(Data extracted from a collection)
========================================

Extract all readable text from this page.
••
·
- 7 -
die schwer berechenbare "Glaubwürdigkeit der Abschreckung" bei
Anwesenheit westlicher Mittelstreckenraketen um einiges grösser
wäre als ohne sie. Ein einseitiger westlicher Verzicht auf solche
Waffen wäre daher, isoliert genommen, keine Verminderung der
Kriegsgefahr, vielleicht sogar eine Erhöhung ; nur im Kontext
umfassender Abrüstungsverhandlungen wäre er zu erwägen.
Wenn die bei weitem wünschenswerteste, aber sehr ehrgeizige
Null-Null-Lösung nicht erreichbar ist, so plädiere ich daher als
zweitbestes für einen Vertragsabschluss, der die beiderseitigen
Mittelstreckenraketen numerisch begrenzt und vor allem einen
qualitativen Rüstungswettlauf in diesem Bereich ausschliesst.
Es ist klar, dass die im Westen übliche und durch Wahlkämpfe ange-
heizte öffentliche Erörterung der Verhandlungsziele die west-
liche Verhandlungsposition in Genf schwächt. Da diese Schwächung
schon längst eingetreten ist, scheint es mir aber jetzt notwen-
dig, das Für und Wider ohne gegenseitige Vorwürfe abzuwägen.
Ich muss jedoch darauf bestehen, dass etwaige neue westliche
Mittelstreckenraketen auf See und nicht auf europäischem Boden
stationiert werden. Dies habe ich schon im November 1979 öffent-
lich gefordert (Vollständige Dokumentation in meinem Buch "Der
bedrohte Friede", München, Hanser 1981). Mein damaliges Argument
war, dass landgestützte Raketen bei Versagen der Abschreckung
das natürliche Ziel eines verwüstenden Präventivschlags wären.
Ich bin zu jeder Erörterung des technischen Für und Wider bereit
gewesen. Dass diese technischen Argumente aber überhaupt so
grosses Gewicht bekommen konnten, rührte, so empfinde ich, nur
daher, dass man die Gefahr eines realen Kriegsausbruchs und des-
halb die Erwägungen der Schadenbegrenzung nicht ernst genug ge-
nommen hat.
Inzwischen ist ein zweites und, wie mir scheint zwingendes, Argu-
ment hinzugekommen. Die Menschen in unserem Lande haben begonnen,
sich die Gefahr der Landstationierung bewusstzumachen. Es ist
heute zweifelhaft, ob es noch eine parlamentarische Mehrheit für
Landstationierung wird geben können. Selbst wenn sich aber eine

========================================

§ **Your instructions**: All entries must be duplicated exactly, with none left out.

§ **Written response**:
Extract all readable text from this page.
••
·
- 7 -
die schwer berechenbare "Glaubwürdigkeit der Abschreckung" bei
Anwesenheit westlicher Mittelstreckenraketen um einiges grösser
wäre als ohne sie. Ein einseitiger westlicher Verzicht auf solche
Waffen wäre daher, isoliert genommen, keine Verminderung der
Kriegsgefahr, vielleicht sogar eine Erhöhung ; nur im Kontext
umfassender Abrüstungsverhandlungen wäre er zu erwägen.
Wenn die bei weitem wünschenswerteste, aber sehr ehrgeizige
Null-Null-Lösung nicht erreichbar ist, so plädiere ich daher als
zweitbestes für einen Vertragsabschluss, der die beiderseitigen
Mittelstreckenraketen numerisch begrenzt und vor allem einen
qualitativen Rüstungswettlauf in diesem Bereich ausschliesst.
Es ist klar, dass die im Westen übliche und durch Wahlkämpfe ange-
heizte öffentliche Erörterung der Verhandlungsziele die west-
liche Verhandlungsposition in Genf schwächt. Da diese Schwächung
schon längst eingetreten ist, scheint es mir aber jetzt notwen-
dig, das Für und Wider ohne gegenseitige Vorwürfe abzuwägen.
Ich muss jedoch darauf bestehen, dass etwaige neue westliche
Mittelstreckenraketen auf See und nicht auf europäischem Boden
stationiert werden. Dies habe ich schon im November 1979 öffent-
lich gefordert (Vollständige Dokumentation in meinem Buch "Der
bedrohte Friede", München, Hanser 1981). Mein damaliges Argument
war, dass landgestützte Raketen bei Versagen der Abschreckung
das natürliche Ziel eines verwüstenden Präventivschlags wären.
Ich bin zu jeder Erörterung des technischen Für und Wider bereit
gewesen. Dass diese technischen Argumente aber überhaupt so
grosses Gewicht bekommen konnten, rührte, so empfinde ich, nur
daher, dass man die Gefahr eines realen Kriegsausbruchs und des-
halb die Erwägungen der Schadenbegrenzung nicht ernst genug ge-
nommen hat.
Inzwischen ist ein zweites und, wie mir scheint zwingendes, Argu-
ment hinzugekommen. Die Menschen in unserem Lande haben begonnen,
sich die Gefahr der Landstationierung bewusstzumachen. Es ist
heute zweifelhaft, ob es noch eine parlamentarische Mehrheit für
Landstationierung wird geben können. Selbst wenn sich aber eine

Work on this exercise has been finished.